> _Task details_
What is the count of lines in the listing below that hold the string "Dollar"? Reply with that number alone.

------ Provided data ------

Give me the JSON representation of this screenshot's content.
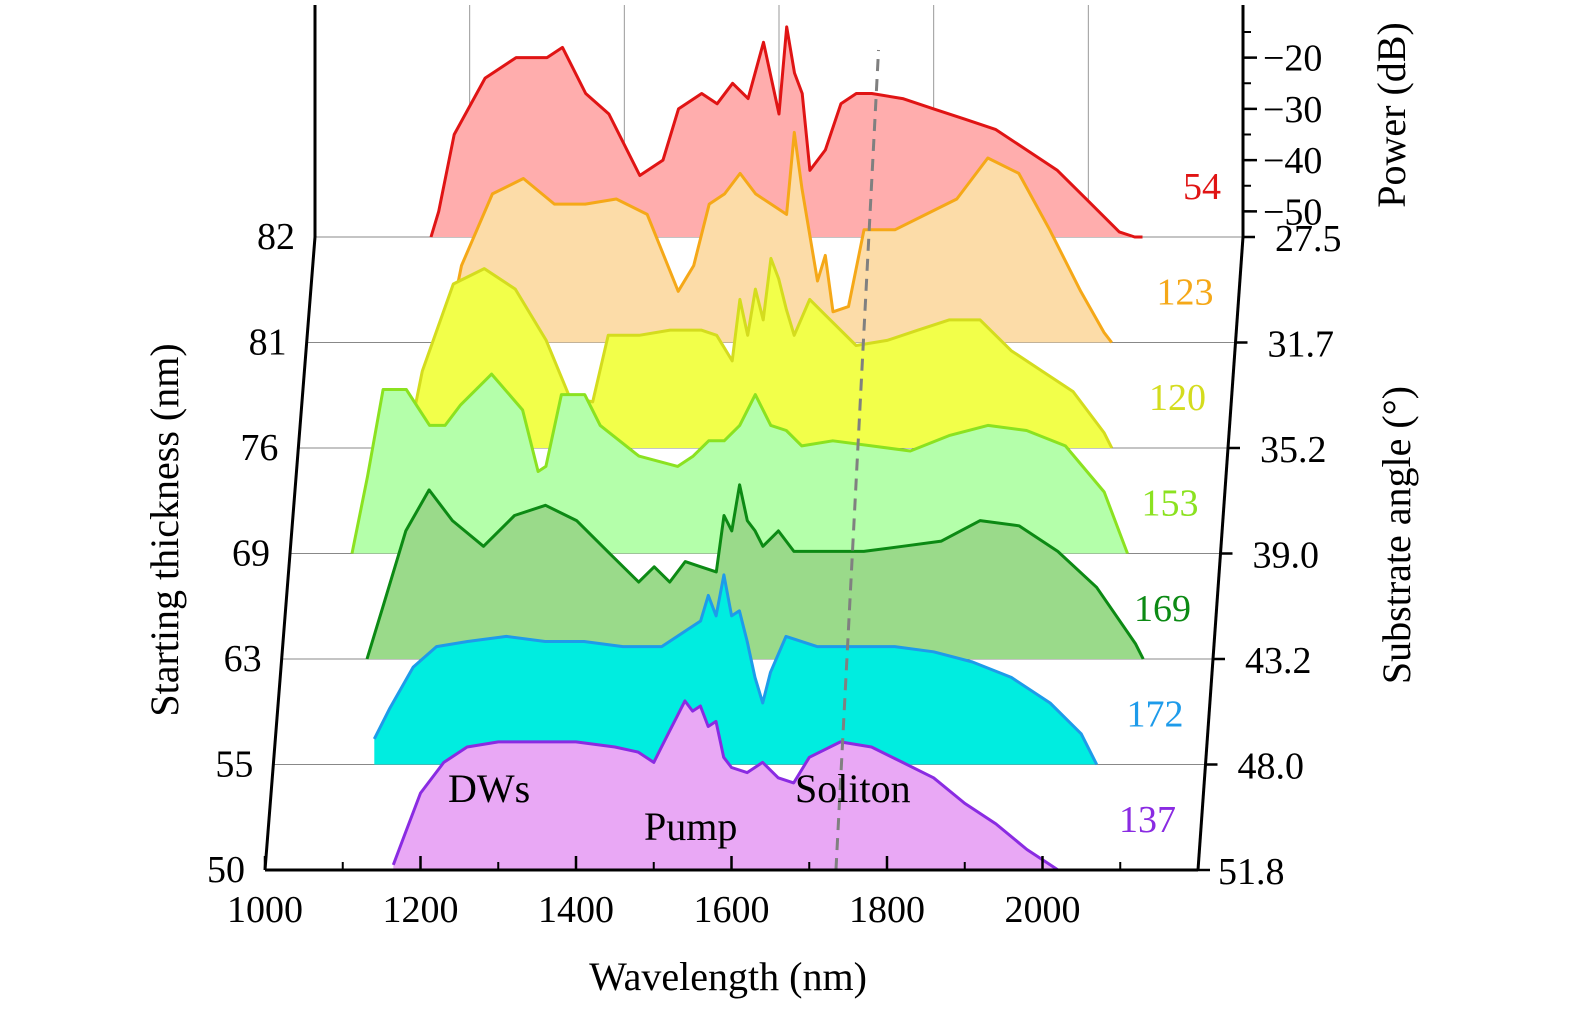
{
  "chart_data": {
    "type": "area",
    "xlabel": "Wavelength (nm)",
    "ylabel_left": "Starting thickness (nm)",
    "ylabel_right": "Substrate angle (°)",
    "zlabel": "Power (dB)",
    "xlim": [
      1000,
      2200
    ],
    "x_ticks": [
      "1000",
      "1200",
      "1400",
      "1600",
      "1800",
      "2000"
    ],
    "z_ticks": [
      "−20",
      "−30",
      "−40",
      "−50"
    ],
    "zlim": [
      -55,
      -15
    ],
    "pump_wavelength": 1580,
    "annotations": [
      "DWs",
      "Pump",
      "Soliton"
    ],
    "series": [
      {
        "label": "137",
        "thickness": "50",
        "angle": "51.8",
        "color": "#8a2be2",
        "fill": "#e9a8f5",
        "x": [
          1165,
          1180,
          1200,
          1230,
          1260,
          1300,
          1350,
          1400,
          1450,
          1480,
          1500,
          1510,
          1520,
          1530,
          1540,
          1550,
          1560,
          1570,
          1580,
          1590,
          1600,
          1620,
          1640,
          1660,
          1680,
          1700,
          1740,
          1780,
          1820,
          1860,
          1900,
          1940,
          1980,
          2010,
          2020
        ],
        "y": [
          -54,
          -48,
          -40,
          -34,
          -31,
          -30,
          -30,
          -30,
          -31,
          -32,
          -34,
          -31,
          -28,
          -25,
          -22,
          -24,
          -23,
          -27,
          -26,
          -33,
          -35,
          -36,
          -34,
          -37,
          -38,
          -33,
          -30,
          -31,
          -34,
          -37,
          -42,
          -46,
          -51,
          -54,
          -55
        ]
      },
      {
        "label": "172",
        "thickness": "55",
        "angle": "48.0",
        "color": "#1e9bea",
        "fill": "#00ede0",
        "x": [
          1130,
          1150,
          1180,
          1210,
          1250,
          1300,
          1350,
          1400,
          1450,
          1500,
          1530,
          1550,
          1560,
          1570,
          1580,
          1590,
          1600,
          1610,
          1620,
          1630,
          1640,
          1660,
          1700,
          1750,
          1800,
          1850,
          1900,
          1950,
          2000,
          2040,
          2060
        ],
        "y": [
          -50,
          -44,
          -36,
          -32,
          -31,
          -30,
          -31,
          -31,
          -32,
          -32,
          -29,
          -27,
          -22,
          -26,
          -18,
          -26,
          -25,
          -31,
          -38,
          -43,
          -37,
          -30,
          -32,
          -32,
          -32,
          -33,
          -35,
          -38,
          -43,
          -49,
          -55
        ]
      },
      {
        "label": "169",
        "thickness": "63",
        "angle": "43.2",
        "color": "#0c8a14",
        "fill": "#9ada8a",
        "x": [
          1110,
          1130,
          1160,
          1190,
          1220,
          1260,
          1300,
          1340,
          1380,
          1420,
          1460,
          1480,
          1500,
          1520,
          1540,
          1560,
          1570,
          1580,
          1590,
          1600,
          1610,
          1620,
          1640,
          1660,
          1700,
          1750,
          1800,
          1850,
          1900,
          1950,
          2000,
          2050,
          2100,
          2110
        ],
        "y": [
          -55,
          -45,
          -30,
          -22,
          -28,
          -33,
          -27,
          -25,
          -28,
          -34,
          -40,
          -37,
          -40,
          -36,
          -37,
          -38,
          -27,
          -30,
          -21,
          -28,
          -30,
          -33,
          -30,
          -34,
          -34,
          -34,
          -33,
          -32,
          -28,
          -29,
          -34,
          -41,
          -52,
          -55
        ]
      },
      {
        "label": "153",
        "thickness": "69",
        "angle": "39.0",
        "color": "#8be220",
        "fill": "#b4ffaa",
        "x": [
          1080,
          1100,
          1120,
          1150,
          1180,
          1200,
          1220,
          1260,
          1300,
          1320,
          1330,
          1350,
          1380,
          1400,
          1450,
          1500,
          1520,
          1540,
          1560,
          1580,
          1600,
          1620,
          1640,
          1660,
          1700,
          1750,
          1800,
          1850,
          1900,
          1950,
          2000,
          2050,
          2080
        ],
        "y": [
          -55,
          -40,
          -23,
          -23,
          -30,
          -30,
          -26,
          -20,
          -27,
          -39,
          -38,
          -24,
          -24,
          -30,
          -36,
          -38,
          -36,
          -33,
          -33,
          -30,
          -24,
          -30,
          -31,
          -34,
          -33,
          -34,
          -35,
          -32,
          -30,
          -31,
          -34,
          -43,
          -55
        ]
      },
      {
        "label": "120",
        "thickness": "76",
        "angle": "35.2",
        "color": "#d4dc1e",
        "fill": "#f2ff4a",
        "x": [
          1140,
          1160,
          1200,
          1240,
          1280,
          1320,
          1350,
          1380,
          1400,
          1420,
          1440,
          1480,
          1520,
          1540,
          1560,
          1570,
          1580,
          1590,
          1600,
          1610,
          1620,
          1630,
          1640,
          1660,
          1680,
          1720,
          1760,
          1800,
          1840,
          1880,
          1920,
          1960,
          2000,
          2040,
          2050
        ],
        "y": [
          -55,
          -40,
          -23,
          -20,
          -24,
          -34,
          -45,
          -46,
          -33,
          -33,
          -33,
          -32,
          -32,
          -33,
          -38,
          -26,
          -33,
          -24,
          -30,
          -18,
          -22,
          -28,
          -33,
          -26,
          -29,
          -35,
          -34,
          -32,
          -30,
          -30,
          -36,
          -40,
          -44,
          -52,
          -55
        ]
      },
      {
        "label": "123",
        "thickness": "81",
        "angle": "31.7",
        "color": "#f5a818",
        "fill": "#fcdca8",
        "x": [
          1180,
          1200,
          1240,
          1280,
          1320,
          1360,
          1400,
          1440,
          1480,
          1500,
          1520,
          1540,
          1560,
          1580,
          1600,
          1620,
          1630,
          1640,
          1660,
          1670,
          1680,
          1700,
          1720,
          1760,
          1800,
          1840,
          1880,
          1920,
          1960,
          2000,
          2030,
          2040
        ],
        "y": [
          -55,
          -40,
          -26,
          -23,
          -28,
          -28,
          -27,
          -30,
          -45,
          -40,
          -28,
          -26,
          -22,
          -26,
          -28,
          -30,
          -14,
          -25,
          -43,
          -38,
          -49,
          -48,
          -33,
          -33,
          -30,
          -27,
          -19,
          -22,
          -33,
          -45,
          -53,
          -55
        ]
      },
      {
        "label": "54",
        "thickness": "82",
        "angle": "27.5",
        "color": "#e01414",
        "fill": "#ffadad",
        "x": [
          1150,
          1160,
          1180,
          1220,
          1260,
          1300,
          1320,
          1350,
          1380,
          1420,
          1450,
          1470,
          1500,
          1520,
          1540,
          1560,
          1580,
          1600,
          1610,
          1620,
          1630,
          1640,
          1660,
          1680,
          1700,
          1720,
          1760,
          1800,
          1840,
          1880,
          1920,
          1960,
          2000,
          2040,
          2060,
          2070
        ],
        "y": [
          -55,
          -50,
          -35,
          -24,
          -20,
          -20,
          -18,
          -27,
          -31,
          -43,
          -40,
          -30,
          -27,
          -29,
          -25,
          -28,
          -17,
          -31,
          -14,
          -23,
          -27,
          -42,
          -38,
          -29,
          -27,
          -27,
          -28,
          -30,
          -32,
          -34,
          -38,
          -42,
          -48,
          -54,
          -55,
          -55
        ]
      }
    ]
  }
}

------
------ Provided data ------

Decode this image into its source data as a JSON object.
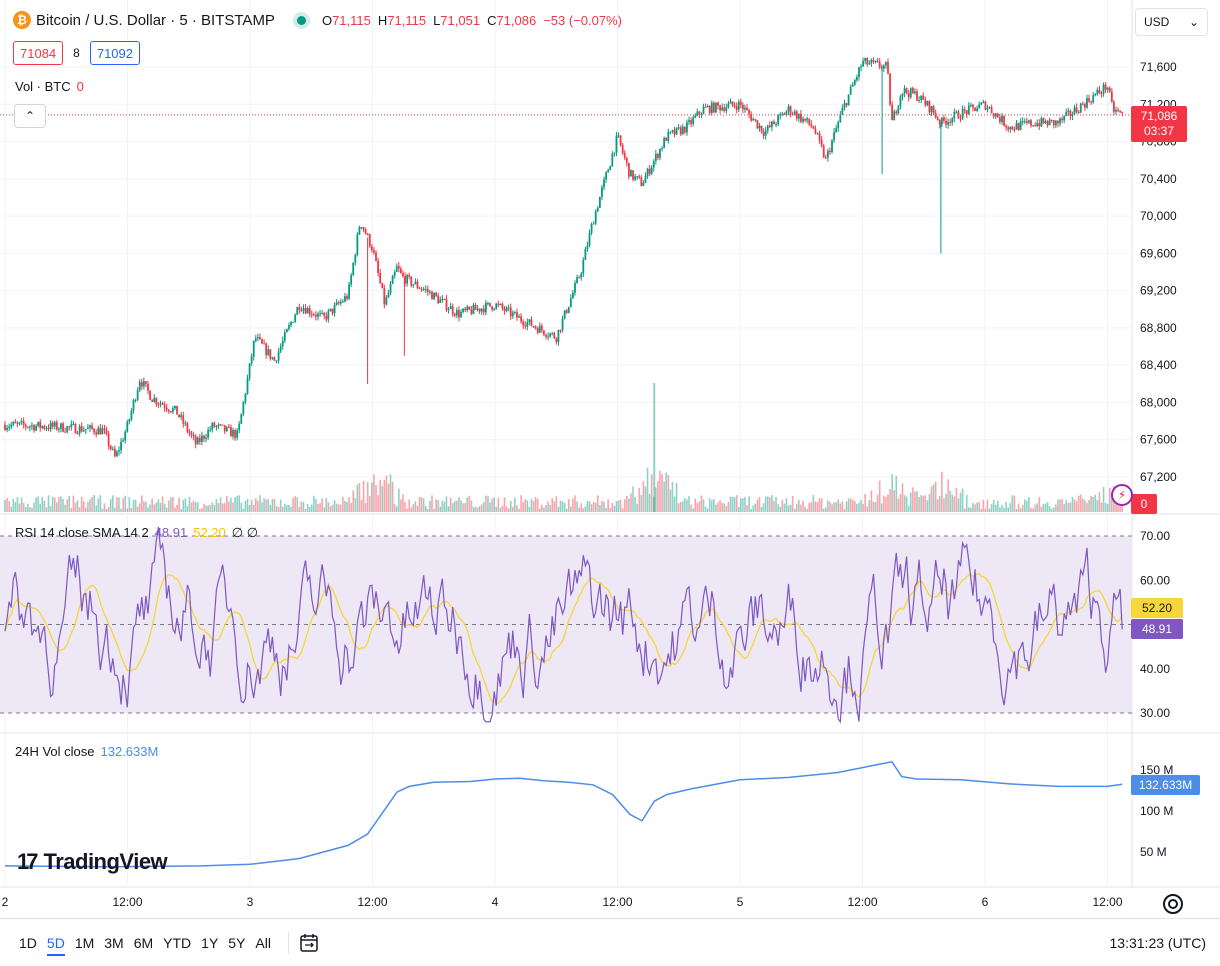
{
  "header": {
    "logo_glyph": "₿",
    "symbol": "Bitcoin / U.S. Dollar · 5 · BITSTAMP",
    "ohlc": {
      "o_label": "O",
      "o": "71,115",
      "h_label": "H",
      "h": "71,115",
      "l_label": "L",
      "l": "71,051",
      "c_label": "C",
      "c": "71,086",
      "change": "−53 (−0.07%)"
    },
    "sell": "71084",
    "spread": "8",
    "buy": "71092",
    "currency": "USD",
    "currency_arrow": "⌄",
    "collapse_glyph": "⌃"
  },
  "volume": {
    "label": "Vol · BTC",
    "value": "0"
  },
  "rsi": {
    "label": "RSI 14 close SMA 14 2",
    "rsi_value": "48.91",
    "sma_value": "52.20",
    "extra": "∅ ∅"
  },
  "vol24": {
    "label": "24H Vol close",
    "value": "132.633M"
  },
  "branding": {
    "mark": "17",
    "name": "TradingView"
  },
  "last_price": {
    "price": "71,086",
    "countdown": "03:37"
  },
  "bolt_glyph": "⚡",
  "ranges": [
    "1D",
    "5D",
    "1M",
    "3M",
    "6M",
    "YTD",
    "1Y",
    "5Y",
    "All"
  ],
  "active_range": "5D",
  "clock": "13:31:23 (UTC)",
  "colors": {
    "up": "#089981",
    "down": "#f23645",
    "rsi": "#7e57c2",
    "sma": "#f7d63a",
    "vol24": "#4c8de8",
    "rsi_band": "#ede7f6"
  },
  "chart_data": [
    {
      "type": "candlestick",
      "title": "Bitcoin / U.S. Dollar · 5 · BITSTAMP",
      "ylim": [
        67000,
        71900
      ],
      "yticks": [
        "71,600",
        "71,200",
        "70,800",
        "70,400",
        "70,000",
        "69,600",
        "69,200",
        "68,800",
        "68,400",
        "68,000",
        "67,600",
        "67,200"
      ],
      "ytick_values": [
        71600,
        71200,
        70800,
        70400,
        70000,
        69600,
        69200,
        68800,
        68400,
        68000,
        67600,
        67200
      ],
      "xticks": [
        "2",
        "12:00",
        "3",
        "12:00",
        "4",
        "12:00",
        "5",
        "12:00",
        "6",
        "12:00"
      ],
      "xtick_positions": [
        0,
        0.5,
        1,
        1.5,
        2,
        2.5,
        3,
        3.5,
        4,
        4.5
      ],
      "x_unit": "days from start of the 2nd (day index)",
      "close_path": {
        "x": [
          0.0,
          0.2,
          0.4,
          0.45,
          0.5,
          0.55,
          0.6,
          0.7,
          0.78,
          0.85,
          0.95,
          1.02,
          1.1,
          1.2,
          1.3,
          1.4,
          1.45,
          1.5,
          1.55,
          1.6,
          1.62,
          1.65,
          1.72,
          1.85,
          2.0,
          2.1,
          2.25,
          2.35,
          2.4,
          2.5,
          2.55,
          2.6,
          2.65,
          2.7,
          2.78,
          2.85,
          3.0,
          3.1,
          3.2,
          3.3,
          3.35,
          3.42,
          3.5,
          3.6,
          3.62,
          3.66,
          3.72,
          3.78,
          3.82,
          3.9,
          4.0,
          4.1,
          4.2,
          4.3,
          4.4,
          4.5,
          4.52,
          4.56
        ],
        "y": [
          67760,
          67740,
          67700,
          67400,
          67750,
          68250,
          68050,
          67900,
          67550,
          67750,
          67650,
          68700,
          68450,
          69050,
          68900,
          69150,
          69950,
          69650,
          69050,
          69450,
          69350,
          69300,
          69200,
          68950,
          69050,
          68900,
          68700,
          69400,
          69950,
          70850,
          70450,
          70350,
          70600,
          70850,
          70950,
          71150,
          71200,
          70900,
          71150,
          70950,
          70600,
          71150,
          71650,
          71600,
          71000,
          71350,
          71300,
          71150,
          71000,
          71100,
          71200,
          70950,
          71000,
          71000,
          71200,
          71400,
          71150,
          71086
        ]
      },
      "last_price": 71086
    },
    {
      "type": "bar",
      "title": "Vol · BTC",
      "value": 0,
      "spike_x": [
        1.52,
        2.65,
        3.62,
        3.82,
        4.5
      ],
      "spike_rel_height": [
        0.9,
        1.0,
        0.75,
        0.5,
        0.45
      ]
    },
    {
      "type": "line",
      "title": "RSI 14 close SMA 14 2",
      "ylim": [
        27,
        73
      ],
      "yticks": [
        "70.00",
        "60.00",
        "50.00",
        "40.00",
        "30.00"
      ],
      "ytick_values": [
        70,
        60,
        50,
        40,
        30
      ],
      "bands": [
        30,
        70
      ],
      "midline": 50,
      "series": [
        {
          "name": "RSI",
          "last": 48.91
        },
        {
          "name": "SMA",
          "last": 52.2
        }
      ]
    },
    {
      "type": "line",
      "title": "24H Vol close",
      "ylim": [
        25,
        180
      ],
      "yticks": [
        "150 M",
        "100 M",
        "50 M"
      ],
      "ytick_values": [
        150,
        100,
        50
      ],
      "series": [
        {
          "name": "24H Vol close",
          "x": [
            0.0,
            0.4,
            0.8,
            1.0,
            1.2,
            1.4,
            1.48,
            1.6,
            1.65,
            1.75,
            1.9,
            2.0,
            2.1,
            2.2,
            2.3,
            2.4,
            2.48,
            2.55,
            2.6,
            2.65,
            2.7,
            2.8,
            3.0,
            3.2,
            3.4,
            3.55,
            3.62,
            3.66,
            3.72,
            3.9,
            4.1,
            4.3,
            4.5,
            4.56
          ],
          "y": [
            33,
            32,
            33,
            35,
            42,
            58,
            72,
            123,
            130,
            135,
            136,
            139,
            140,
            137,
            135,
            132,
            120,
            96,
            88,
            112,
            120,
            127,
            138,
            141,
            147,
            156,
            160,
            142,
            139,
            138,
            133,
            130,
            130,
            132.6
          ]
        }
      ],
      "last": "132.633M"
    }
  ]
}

------

> _Final answer_
2